Introducción

Aún impresiona el desfiladero del Izzumar y los campos de Annual. Y los de Arruit, Cheif, Dar Quebdani o Zoco el Telatza de Bu Becker, lugares donde fueron aniquiladas las columnas que formaban el ejército de Silvestre. A la brutalidad topográfica, se une una aridez climática que tampoco hoy perdona. Sólo gentes nacidas en lugar tan inhóspito podrían sobrevivir y hasta doblegar a un gran enemigo extranjero. Nadie podría vencerlas en igualdad de medios. La España alfonsina fue contra ellas. Sin conocerlas, sin medios, sin un plan coherente en lo político —acercamiento a los jefes indígenas—, ni en lo militar.

En enero de 1921, cuando Silvestre ocupa Annual sin resistencia, la España de Alfonso XIII creía vencido al Rif y consolidado su tan peleado empeño por volver a ser una potencia, luego de la tragedia del 98. Marruecos por Cuba fue una permuta —institucional y estratégica, desde la perspectiva colonial—, que se entendía como acción legítima, proveedora de beneficios económicos —las minas rifeñas de hierro y plomo— y morales para así reconstruir el Ejército, enfrentado a una lucha justa.

Datos registrados:
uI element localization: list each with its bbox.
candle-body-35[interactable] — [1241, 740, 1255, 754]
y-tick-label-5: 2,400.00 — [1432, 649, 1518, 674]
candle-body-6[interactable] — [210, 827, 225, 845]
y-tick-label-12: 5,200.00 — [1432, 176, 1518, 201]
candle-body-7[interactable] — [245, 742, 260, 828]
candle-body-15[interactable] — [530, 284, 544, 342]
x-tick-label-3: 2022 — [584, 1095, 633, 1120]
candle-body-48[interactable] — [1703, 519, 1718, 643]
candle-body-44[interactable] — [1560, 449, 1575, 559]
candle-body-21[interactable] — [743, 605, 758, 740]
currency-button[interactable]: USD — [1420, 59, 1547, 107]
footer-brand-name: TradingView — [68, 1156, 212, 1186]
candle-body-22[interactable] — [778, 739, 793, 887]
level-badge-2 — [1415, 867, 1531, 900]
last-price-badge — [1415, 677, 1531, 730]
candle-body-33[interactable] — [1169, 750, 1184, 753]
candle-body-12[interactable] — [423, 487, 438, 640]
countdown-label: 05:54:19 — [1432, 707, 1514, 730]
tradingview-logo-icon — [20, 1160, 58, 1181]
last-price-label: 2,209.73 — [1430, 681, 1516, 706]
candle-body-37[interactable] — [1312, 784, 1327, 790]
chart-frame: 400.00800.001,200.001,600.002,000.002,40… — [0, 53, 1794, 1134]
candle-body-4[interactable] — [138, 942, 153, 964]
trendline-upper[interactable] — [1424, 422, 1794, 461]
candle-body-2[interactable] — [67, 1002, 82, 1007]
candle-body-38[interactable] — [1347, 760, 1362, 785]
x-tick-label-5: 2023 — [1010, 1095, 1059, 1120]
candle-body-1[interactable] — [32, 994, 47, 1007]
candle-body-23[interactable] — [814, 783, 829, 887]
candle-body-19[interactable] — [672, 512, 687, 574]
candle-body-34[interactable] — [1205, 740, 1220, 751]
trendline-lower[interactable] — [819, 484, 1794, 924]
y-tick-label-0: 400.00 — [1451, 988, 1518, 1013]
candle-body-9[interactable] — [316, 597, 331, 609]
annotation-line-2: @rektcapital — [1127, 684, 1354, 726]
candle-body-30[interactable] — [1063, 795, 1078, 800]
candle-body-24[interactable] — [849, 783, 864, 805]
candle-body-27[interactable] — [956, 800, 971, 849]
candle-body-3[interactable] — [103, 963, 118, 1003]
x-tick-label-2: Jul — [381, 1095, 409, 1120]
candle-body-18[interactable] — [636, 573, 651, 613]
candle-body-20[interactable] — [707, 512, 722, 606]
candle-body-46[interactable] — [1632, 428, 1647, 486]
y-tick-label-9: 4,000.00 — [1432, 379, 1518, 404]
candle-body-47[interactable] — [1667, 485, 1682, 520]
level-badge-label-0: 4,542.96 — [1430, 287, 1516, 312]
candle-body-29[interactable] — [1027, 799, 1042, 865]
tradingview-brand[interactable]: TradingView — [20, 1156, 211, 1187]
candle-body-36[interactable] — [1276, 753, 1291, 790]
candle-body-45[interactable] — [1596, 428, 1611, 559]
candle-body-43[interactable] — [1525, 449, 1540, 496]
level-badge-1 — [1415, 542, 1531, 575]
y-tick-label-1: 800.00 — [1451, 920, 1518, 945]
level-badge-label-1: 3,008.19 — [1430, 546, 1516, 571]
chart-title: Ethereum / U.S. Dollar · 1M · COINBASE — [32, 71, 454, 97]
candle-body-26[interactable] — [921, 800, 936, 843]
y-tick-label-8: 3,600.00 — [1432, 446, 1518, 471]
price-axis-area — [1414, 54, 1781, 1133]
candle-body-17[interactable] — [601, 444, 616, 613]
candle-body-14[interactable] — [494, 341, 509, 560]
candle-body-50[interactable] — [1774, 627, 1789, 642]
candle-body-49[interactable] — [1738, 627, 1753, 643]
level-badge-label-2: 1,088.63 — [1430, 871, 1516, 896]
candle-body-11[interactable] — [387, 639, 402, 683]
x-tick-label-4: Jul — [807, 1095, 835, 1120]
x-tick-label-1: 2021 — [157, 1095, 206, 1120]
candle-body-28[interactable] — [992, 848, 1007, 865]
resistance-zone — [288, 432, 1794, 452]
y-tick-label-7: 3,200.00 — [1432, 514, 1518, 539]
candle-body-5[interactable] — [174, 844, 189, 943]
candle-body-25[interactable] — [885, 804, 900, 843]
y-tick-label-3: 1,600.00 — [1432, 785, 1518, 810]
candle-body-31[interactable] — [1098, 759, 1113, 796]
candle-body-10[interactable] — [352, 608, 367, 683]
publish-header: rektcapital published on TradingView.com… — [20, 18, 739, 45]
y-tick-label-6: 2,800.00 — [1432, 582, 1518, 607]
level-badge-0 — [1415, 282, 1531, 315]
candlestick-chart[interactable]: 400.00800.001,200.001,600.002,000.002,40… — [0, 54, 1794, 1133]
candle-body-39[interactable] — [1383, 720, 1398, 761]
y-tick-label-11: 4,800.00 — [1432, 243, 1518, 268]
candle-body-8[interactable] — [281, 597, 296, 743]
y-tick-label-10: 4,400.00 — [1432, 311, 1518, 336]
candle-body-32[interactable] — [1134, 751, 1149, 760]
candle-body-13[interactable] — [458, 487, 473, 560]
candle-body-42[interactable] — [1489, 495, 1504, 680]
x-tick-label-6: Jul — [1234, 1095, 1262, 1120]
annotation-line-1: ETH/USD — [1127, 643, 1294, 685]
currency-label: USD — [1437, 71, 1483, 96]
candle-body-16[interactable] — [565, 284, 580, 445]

§ Qué hacer:
Prosigue el texto sobre la derrota de Annual a partir de su última oración.

§ Respuesta:
España estaba en Marruecos, primero por intención propia, y luego por intereses de terceros (Francia y Gran Bretaña), dada su condición de socio colonial amable: ni muy fuerte ni tampoco abúlico. El espectacular desplazamiento hacia el Oeste africano, por parte del colonialismo calculador de Delcassé, luego del fiasco de Fachoda (Sudán, 1898), acabó en Marruecos, donde los británicos para nada querían un único dueño (España o Francia), que pusiera en peligro las comunicaciones con Suez y Egipto desde su dominio del Estrecho de Gibraltar. Y así fue: españoles y franceses pelearían por separado, perdiendo fuerzas, coherencias y oportunidades. En julio de 1921, cuando el ejército de Silvestre es destruido, la indiferencia francesa ante el suceso es tan rotunda como su desdén, actitud que cambiaría de modo radical al ser derrotada en 1925 por el mismo enemigo rifeño.

Sin embargo, de aquel cainismo colonial franco-español había derivado una ventaja sustancial: Francia logró firmar, en 1904, un pacto antialemán, la Entente Cordiale, piedra angular de su política continental. La orfandad de España en Marruecos, y su resignado pelear en solitario entre 1909 (guerra del Barranco del Lobo) y 1912 (guerra del Kert), despejó las dudas de Francia por su flanco colonial y en su espalda sureuropea —el miedo a que España formase alianza con Alemania—, orientándola hacia su prioridad: recuperar las tierras sagradas (Alsacia y Lorena).

De su ejemplar neutralidad en la Gran Guerra —compromiso personal del rey Alfonso XIII—, España obtuvo un reconocimiento moral, pero nada de provecho en lo colonial o lo estratégico. Siguió aislada en Europa y volcada en Marruecos —nuevo y temible Flandes hispano—, donde enterraba sus dineros, sus hombres y sus mejores expectativas de modernidad y concordia nacional.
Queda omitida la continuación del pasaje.